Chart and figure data
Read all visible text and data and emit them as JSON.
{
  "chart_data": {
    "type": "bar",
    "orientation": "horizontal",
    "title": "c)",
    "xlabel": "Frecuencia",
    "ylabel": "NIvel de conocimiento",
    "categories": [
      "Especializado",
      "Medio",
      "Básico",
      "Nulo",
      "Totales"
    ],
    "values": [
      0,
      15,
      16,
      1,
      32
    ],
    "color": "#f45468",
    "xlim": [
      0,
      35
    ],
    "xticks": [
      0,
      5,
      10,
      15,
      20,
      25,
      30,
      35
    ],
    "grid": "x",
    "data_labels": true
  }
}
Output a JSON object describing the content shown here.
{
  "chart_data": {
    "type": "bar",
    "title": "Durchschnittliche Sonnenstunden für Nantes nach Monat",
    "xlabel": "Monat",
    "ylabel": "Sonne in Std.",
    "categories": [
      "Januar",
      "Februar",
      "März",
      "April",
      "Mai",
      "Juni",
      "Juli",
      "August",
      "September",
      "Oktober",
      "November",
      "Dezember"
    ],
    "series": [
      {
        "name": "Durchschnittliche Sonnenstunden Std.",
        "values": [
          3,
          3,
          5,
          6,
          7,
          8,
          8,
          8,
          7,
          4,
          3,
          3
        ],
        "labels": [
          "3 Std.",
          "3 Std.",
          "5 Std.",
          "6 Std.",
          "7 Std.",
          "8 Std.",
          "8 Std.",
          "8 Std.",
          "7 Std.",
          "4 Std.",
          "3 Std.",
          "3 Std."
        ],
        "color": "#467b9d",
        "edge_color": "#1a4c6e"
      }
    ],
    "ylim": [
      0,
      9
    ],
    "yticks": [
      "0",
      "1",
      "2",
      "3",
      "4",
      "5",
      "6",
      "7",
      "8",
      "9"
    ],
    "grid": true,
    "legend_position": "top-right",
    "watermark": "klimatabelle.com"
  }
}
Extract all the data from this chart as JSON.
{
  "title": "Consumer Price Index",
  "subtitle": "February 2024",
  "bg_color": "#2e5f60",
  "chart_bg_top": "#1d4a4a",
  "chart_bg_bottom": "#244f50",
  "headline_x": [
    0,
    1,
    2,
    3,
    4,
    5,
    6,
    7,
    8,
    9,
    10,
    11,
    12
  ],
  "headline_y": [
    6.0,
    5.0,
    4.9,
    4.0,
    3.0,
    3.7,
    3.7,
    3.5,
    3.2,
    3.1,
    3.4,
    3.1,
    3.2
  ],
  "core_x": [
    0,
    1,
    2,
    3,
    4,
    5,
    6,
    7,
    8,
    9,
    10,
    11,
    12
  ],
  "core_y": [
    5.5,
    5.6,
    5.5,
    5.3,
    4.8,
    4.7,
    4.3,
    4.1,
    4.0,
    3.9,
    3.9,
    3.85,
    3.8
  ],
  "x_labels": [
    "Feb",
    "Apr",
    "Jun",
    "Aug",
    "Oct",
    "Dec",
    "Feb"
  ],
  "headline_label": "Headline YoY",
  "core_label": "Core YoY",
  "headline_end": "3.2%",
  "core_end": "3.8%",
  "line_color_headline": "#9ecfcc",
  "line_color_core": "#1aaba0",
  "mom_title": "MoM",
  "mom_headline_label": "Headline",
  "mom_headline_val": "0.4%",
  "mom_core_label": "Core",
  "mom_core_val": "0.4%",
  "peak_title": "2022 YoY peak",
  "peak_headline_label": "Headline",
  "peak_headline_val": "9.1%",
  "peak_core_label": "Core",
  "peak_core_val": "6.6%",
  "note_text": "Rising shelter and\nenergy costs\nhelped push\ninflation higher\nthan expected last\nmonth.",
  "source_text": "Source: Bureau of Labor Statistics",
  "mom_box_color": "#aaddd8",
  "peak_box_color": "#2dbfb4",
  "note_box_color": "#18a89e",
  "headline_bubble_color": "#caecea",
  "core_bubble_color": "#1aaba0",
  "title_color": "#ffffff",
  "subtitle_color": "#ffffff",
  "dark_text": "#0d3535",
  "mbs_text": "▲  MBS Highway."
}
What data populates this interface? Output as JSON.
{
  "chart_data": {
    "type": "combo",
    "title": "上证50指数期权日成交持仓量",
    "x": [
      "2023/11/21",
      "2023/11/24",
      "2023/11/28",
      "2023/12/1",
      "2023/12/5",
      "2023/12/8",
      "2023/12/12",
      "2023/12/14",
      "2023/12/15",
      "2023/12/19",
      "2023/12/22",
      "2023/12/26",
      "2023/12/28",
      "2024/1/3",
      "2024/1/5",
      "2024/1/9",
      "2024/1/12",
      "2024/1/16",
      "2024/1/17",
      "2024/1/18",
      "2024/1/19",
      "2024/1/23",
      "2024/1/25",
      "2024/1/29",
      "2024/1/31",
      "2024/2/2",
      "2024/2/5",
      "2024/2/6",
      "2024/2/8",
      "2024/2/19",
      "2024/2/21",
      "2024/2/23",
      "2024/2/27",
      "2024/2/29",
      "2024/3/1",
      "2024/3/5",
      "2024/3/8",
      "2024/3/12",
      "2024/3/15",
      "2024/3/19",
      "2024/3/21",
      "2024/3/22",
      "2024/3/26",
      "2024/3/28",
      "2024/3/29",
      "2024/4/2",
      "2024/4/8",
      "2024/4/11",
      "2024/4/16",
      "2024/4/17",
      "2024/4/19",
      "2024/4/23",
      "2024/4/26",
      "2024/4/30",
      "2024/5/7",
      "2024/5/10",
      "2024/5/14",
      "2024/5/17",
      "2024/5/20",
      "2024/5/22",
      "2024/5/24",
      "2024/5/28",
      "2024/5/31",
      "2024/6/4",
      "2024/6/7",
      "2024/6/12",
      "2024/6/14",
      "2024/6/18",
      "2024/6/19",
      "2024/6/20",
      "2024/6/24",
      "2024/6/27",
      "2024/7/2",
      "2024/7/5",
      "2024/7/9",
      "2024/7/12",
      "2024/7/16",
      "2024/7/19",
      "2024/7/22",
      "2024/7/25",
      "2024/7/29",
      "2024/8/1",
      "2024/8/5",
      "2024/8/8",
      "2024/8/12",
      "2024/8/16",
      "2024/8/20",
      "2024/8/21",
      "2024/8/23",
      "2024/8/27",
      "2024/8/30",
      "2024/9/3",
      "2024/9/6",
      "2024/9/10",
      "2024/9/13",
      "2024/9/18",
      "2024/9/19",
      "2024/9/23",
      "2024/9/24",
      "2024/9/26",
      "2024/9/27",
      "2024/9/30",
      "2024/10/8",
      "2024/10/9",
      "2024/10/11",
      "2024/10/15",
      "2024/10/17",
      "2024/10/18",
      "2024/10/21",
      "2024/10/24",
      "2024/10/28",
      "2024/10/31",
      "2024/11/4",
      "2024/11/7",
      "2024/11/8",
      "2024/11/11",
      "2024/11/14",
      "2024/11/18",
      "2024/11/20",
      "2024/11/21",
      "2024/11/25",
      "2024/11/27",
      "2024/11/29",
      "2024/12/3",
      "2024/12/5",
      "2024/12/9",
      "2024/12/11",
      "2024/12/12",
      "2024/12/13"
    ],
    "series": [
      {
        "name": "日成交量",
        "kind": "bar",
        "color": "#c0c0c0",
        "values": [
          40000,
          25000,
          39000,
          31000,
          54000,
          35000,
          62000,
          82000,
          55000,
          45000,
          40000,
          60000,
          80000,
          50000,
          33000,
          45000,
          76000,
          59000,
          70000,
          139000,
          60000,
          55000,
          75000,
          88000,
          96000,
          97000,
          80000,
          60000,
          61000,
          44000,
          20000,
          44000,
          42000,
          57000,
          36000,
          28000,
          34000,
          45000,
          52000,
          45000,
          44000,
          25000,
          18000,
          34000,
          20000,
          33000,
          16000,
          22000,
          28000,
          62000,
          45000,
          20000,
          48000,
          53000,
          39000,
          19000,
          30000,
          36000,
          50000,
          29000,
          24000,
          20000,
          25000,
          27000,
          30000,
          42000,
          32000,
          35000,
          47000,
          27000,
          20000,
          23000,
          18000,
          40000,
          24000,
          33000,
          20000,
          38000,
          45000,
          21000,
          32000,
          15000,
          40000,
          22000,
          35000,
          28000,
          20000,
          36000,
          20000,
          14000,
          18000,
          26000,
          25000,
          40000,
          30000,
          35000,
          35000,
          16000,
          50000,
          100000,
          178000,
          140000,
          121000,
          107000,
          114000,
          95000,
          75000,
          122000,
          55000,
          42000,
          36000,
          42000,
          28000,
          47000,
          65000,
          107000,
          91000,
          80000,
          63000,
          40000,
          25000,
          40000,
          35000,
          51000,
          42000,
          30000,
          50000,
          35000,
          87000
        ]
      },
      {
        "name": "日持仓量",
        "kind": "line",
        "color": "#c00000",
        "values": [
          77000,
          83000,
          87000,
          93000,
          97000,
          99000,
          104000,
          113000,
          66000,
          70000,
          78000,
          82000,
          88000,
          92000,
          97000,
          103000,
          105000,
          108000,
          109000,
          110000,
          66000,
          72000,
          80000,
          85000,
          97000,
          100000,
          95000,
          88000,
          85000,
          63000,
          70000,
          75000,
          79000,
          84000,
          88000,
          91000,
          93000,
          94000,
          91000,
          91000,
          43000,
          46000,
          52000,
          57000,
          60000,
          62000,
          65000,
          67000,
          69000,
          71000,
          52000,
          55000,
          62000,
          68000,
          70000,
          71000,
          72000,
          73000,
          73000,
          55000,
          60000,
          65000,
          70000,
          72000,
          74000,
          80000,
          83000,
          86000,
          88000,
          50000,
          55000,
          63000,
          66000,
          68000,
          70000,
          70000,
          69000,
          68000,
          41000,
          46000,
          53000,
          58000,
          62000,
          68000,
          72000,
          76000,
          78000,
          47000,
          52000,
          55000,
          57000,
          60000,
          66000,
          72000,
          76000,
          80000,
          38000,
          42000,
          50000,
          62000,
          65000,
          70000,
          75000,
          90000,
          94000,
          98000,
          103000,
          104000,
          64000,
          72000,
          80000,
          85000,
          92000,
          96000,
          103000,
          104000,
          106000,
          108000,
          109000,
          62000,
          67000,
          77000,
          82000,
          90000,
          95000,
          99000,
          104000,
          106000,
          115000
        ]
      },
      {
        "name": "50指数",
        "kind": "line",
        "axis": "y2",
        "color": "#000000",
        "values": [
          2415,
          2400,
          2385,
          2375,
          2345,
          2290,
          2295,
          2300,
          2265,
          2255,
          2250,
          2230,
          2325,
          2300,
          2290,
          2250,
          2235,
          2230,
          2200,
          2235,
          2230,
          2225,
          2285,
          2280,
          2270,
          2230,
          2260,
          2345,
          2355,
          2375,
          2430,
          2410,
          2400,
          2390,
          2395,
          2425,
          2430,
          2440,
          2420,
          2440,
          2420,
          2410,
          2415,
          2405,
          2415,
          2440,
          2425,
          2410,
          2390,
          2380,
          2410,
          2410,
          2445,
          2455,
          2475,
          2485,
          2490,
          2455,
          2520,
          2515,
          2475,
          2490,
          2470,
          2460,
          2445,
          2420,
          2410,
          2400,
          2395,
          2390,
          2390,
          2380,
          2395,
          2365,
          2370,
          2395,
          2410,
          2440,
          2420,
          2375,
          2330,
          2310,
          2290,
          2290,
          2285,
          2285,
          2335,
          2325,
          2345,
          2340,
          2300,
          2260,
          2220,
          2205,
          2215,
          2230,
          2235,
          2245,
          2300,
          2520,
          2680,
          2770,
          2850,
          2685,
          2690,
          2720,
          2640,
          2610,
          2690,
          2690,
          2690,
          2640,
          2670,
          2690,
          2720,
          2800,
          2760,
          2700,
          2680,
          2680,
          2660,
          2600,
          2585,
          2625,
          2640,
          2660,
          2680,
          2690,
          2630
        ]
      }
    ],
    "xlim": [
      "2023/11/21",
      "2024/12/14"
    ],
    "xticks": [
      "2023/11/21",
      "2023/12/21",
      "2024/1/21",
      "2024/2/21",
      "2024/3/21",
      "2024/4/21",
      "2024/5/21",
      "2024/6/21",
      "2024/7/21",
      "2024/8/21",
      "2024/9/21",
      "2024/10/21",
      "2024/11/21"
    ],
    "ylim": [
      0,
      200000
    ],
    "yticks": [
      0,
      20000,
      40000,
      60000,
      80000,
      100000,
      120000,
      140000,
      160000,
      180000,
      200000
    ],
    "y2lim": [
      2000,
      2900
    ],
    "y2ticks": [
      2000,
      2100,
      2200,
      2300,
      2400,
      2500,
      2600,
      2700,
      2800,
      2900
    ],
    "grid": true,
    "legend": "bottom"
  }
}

[Exercise aim]: In the records above, find the lines containing "JSON" and copy them.

[Response to the task]:
Read all visible text and data and emit them as JSON.
Output a JSON object describing the content shown here.
Extract all the data from this chart as JSON.
What data populates this interface? Output as JSON.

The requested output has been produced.